---- Text under study

    – The number of farm families adopting alternative enterprises, production systems or marketing systems will increase.

    Process:
    This project involved the expansion and strengthening of the largest educational field day in the United States focused entirely on small scale farms and alternative agriculture. The Country Living Field Day is a day long educational program held on four adjoining farms in Eastern Ohio. The field day features workshops, seminars, farm tours, commercial exhibits, educational displays and an extensive children’s program.

    People:
    Human capital is the strength and defining concept of the Country Living Field Day. During the two year span of this project, 1084 individuals volunteered to plan and conduct the Country Living Field Day. A committee comprised of farmers, Extension Personnel, and agribusiness leaders provide leadership for the planning of the event. While four farm families provide their farms for the event, many more farmers donate equipment, supplies, and countless hours of labor to plan and execute the event. Leadership for the event is provided by the local Ohio State University Extension Office, and several local, state and federal agricultural agencies assist with the event (USDA-NRCS, ODA, ODNR, SWCE, etc.)

    Results:
    This producer grant allowed the planning committee to expand and strengthen an educational program that reaches thousands of farm families each year. Selected results of this project during the two year period of the grant include the following outcomes:

    Short Term Outcomes:
    – Physical improvements to the field day site allowed for increased participation in the educational programs. During the two year period a total of 6559 individuals participated in the event. These individuals came from a total of 104 Ohio counties, 20 other states, and Canada.

--------
---- Source material

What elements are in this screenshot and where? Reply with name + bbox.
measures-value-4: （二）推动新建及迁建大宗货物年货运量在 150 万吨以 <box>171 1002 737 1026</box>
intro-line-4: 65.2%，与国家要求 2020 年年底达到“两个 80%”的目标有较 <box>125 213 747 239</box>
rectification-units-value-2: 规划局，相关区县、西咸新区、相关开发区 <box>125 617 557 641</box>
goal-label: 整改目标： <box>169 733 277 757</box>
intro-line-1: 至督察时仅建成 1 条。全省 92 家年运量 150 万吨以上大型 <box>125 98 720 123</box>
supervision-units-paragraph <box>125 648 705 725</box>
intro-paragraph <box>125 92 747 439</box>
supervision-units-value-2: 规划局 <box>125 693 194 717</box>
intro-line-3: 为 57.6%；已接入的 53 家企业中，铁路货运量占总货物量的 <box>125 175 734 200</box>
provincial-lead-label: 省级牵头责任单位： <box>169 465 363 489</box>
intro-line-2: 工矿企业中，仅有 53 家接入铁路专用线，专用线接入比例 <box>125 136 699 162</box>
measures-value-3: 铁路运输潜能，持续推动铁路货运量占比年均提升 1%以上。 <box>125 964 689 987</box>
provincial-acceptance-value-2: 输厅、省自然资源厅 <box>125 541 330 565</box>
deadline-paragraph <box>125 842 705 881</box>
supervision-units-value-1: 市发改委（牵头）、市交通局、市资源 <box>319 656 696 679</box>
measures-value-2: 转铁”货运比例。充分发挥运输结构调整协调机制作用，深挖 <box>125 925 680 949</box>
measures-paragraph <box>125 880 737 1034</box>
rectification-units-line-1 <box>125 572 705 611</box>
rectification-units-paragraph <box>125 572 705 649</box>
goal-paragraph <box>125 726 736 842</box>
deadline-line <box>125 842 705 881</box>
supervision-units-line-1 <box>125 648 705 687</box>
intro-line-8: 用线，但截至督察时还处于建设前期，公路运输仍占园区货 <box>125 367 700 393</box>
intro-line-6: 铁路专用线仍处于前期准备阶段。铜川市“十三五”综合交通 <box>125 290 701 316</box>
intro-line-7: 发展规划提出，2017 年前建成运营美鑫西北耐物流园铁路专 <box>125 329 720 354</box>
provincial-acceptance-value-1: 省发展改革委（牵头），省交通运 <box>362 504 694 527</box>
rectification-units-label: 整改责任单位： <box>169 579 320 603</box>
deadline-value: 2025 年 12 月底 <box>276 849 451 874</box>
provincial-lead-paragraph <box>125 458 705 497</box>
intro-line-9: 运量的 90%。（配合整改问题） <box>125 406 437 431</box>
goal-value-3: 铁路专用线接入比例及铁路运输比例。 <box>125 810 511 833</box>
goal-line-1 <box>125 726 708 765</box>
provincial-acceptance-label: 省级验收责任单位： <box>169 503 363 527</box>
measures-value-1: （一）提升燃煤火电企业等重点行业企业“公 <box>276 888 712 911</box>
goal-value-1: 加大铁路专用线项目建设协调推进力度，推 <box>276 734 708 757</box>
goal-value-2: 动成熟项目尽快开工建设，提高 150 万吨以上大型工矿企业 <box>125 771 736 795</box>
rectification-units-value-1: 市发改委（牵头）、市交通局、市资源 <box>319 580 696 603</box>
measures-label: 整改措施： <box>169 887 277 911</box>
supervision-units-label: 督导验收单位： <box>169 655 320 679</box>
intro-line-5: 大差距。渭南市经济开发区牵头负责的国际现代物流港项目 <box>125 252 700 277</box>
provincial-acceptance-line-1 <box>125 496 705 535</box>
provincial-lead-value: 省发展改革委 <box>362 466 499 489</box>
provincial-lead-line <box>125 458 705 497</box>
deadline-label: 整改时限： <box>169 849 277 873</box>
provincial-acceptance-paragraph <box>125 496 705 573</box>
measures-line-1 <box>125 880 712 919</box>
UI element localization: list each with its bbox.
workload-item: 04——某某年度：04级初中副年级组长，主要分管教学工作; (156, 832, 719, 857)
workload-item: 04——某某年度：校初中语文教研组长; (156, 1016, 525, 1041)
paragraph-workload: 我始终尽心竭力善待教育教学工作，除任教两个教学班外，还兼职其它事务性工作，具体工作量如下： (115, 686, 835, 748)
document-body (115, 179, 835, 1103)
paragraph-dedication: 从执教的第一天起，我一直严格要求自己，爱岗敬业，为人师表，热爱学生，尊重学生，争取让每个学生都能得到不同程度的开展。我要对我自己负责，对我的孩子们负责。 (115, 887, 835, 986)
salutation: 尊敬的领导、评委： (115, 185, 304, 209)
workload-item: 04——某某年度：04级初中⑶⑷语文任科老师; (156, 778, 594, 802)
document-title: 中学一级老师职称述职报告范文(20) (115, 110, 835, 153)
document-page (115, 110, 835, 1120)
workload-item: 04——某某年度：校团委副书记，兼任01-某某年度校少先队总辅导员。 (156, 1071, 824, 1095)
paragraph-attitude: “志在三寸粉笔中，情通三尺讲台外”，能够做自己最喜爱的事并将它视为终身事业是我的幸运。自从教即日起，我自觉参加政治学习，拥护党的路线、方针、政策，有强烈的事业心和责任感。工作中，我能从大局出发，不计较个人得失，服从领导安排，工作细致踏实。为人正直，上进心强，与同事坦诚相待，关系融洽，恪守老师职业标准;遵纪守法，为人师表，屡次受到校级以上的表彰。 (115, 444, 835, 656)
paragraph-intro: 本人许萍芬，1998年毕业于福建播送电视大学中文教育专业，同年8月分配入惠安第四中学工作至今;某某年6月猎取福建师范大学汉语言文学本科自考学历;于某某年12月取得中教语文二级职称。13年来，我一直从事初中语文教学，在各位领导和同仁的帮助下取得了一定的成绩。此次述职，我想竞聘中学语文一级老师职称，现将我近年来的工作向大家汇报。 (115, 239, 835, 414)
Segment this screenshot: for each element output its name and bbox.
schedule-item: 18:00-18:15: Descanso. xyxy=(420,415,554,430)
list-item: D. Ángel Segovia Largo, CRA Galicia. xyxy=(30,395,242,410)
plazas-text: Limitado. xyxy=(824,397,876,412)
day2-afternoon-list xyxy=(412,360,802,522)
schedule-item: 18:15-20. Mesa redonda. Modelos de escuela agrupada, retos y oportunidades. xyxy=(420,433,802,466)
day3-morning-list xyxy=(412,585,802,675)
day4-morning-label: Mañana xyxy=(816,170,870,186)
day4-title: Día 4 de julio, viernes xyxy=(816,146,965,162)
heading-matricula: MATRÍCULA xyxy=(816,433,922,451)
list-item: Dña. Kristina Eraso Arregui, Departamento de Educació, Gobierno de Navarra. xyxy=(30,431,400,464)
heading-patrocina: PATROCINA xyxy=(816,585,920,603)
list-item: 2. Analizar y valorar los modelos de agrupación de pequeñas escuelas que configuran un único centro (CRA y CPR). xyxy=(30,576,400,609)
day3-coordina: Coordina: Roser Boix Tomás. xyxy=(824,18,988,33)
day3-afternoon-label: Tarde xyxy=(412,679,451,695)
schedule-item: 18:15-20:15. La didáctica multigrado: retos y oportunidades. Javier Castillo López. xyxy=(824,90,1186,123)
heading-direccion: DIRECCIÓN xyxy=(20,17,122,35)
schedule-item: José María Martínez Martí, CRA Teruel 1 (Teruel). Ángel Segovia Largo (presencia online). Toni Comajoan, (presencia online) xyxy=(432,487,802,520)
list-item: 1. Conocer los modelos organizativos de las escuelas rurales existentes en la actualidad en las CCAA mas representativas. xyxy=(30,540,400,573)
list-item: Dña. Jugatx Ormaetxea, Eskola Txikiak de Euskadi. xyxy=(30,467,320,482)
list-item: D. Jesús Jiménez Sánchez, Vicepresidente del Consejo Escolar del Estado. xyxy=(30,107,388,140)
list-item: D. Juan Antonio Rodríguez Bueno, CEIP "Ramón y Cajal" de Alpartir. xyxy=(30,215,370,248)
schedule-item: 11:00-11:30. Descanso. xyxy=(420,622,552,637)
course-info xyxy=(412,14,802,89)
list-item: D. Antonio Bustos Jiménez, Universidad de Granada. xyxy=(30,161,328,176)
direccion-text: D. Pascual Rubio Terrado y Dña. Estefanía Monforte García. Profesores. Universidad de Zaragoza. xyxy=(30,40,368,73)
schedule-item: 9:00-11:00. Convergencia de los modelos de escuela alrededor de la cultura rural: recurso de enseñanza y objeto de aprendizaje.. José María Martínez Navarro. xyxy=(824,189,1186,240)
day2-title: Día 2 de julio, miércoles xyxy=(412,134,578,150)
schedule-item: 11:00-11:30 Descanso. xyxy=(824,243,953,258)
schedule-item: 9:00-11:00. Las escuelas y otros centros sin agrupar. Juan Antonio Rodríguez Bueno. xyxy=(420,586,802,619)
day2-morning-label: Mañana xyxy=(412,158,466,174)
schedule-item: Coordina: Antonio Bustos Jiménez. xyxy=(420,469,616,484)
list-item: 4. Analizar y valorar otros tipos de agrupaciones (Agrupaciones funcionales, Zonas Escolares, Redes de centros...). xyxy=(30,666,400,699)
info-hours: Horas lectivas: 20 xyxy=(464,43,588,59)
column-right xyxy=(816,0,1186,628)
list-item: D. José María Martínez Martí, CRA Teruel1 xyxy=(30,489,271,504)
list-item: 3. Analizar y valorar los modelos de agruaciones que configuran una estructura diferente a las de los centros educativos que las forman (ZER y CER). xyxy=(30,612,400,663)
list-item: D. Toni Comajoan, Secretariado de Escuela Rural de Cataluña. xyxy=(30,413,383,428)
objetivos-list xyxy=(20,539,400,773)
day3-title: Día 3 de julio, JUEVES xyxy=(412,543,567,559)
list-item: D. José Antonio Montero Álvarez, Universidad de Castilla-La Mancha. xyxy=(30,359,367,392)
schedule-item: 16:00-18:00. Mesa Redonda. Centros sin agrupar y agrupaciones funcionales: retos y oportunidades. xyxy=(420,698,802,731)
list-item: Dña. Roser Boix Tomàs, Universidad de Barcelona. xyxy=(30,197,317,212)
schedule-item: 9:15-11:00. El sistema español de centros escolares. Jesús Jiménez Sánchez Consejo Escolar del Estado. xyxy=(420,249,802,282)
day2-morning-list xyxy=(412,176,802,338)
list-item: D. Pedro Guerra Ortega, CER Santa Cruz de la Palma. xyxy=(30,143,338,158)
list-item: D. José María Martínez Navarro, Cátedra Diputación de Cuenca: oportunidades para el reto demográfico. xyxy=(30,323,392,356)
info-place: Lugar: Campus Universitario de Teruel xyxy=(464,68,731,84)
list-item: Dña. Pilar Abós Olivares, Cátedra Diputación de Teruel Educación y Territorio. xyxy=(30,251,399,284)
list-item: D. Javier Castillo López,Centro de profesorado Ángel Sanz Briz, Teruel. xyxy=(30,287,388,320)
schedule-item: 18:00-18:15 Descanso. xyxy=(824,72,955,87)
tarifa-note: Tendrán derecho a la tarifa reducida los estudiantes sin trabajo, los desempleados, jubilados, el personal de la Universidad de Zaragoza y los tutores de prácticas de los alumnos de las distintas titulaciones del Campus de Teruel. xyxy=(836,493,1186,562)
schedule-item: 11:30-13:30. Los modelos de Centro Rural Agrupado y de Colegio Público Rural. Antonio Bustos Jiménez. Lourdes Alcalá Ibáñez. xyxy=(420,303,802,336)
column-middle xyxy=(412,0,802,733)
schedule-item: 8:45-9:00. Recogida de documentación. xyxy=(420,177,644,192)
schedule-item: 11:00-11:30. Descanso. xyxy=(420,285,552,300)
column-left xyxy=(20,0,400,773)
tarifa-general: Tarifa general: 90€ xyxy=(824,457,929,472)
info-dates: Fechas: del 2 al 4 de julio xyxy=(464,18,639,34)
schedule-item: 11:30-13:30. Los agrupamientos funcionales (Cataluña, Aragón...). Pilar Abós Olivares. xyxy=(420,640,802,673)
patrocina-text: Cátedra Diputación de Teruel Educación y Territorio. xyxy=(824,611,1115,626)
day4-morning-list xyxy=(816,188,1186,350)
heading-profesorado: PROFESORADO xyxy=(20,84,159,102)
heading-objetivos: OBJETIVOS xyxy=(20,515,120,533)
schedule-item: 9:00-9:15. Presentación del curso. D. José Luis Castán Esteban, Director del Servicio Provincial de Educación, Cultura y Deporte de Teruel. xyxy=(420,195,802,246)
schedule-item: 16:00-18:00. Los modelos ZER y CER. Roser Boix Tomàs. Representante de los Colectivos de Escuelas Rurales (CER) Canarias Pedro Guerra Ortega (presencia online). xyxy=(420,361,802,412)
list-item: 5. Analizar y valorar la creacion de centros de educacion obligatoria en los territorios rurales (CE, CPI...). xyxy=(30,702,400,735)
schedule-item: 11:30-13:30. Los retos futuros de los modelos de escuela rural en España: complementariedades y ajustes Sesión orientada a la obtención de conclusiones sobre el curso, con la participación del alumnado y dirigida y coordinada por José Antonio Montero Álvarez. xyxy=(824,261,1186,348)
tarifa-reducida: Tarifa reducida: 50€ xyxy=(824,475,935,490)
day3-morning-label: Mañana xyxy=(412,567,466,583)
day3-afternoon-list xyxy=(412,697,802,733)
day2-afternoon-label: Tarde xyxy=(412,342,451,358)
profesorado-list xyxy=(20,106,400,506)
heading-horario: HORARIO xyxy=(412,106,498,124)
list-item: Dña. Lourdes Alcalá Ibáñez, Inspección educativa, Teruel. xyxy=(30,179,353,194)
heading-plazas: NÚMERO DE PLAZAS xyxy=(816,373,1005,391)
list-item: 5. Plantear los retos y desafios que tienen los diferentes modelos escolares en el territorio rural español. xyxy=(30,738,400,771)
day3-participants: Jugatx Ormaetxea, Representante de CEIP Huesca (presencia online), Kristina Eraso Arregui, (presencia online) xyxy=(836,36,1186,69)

--------

• Work item A:
List every feature of the event named in the Country Living Field Day text.
• Work item B:
Summarize the Country Living Field Day text in two sentences.

• Result A:
- Workshops
- Seminars
- Farm tours
- Commercial exhibits
- Educational displays
- An extensive children's program

• Result B:
The project expanded and strengthened the Country Living Field Day, a day-long educational program on small-scale farms and alternative agriculture held on four adjoining farms in Eastern Ohio, with 1084 volunteers planning and running it over two years. During that period, physical improvements to the site allowed more people to take part, and 6559 individuals from 104 Ohio counties, 20 other states, and Canada attended.